▸ Request
Set down the full listing exactly, character for character.

(Collection entries)
↓↓↓

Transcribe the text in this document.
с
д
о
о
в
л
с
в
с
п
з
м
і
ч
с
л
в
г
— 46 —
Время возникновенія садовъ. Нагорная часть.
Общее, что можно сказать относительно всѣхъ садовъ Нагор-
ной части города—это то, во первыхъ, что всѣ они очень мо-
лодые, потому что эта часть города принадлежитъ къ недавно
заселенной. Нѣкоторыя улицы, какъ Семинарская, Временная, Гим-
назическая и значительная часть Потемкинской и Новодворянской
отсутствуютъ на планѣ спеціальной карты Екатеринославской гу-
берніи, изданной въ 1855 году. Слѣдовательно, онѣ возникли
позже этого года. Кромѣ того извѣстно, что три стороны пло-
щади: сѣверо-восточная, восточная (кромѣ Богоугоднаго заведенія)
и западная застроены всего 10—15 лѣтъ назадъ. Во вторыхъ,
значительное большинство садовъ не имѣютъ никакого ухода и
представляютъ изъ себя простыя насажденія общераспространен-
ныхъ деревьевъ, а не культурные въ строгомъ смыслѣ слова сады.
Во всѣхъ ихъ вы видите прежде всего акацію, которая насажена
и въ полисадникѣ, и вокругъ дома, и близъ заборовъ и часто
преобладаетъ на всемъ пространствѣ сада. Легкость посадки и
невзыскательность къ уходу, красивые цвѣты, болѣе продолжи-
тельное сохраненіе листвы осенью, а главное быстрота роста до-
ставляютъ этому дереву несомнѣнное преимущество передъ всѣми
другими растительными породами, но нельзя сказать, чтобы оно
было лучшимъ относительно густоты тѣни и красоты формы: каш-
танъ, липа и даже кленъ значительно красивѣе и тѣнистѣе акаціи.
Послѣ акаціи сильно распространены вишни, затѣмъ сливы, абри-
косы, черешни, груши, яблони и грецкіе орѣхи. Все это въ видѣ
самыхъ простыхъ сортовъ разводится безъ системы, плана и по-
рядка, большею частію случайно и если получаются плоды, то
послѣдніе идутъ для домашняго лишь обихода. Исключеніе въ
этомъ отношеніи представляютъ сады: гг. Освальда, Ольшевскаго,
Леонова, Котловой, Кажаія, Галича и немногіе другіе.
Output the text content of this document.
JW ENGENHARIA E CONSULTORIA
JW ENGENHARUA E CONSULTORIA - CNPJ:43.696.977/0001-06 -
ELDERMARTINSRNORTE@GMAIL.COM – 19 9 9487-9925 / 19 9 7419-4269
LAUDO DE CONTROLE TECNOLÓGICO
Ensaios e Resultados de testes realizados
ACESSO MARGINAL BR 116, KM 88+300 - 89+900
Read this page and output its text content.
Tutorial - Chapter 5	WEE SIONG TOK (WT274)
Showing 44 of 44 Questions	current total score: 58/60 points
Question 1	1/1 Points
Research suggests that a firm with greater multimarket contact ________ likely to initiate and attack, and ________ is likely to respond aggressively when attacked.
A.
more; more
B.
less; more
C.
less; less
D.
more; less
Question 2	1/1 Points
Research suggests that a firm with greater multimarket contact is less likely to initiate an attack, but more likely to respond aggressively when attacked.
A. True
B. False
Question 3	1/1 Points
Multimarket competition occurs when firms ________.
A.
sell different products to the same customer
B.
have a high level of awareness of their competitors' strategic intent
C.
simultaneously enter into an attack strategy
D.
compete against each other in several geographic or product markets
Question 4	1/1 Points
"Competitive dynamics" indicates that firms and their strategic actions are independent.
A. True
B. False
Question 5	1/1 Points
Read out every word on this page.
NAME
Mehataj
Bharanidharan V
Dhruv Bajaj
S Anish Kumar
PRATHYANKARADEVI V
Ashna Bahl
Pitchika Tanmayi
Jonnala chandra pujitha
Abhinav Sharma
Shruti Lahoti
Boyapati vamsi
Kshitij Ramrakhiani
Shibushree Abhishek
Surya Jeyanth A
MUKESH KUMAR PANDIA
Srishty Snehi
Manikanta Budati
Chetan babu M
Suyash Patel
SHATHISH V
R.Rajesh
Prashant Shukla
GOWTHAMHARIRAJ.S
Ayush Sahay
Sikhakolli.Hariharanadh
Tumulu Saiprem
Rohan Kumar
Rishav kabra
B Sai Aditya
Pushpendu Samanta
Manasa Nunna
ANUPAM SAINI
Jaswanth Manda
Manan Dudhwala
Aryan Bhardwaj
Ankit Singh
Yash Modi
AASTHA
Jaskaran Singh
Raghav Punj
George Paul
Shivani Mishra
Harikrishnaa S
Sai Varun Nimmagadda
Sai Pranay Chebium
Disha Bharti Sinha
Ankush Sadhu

↑↑↑

▸ Exercise response
Transcribe the text in this document.
с
д
о
о
в
л
с
в
с
п
з
м
і
ч
с
л
в
г
— 46 —
Время возникновенія садовъ. Нагорная часть.
Общее, что можно сказать относительно всѣхъ садовъ Нагор-
ной части города—это то, во первыхъ, что всѣ они очень мо-
лодые, потому что эта часть города принадлежитъ къ недавно
заселенной. Нѣкоторыя улицы, какъ Семинарская, Временная, Гим-
назическая и значительная часть Потемкинской и Новодворянской
отсутствуютъ на планѣ спеціальной карты Екатеринославской гу-
берніи, изданной въ 1855 году. Слѣдовательно, онѣ возникли
позже этого года. Кромѣ того извѣстно, что три стороны пло-
щади: сѣверо-восточная, восточная (кромѣ Богоугоднаго заведенія)
и западная застроены всего 10—15 лѣтъ назадъ. Во вторыхъ,
значительное большинство садовъ не имѣютъ никакого ухода и
представляютъ изъ себя простыя насажденія общераспространен-
ныхъ деревьевъ, а не культурные въ строгомъ смыслѣ слова сады.
Во всѣхъ ихъ вы видите прежде всего акацію, которая насажена
и въ полисадникѣ, и вокругъ дома, и близъ заборовъ и часто
преобладаетъ на всемъ пространствѣ сада. Легкость посадки и
невзыскательность къ уходу, красивые цвѣты, болѣе продолжи-
тельное сохраненіе листвы осенью, а главное быстрота роста до-
ставляютъ этому дереву несомнѣнное преимущество передъ всѣми
другими растительными породами, но нельзя сказать, чтобы оно
было лучшимъ относительно густоты тѣни и красоты формы: каш-
танъ, липа и даже кленъ значительно красивѣе и тѣнистѣе акаціи.
Послѣ акаціи сильно распространены вишни, затѣмъ сливы, абри-
косы, черешни, груши, яблони и грецкіе орѣхи. Все это въ видѣ
самыхъ простыхъ сортовъ разводится безъ системы, плана и по-
рядка, большею частію случайно и если получаются плоды, то
послѣдніе идутъ для домашняго лишь обихода. Исключеніе въ
этомъ отношеніи представляютъ сады: гг. Освальда, Ольшевскаго,
Леонова, Котловой, Кажаія, Галича и немногіе другіе.
Output the text content of this document.
JW ENGENHARIA E CONSULTORIA
JW ENGENHARUA E CONSULTORIA - CNPJ:43.696.977/0001-06 -
ELDERMARTINSRNORTE@GMAIL.COM – 19 9 9487-9925 / 19 9 7419-4269
LAUDO DE CONTROLE TECNOLÓGICO
Ensaios e Resultados de testes realizados
ACESSO MARGINAL BR 116, KM 88+300 - 89+900
Read this page and output its text content.
Tutorial - Chapter 5	WEE SIONG TOK (WT274)
Showing 44 of 44 Questions	current total score: 58/60 points
Question 1	1/1 Points
Research suggests that a firm with greater multimarket contact ________ likely to initiate and attack, and ________ is likely to respond aggressively when attacked.
A.
more; more
B.
less; more
C.
less; less
D.
more; less
Question 2	1/1 Points
Research suggests that a firm with greater multimarket contact is less likely to initiate an attack, but more likely to respond aggressively when attacked.
A. True
B. False
Question 3	1/1 Points
Multimarket competition occurs when firms ________.
A.
sell different products to the same customer
B.
have a high level of awareness of their competitors' strategic intent
C.
simultaneously enter into an attack strategy
D.
compete against each other in several geographic or product markets
Question 4	1/1 Points
"Competitive dynamics" indicates that firms and their strategic actions are independent.
A. True
B. False
Question 5	1/1 Points
Read out every word on this page.
NAME
Mehataj
Bharanidharan V
Dhruv Bajaj
S Anish Kumar
PRATHYANKARADEVI V
Ashna Bahl
Pitchika Tanmayi
Jonnala chandra pujitha
Abhinav Sharma
Shruti Lahoti
Boyapati vamsi
Kshitij Ramrakhiani
Shibushree Abhishek
Surya Jeyanth A
MUKESH KUMAR PANDIA
Srishty Snehi
Manikanta Budati
Chetan babu M
Suyash Patel
SHATHISH V
R.Rajesh
Prashant Shukla
GOWTHAMHARIRAJ.S
Ayush Sahay
Sikhakolli.Hariharanadh
Tumulu Saiprem
Rohan Kumar
Rishav kabra
B Sai Aditya
Pushpendu Samanta
Manasa Nunna
ANUPAM SAINI
Jaswanth Manda
Manan Dudhwala
Aryan Bhardwaj
Ankit Singh
Yash Modi
AASTHA
Jaskaran Singh
Raghav Punj
George Paul
Shivani Mishra
Harikrishnaa S
Sai Varun Nimmagadda
Sai Pranay Chebium
Disha Bharti Sinha
Ankush Sadhu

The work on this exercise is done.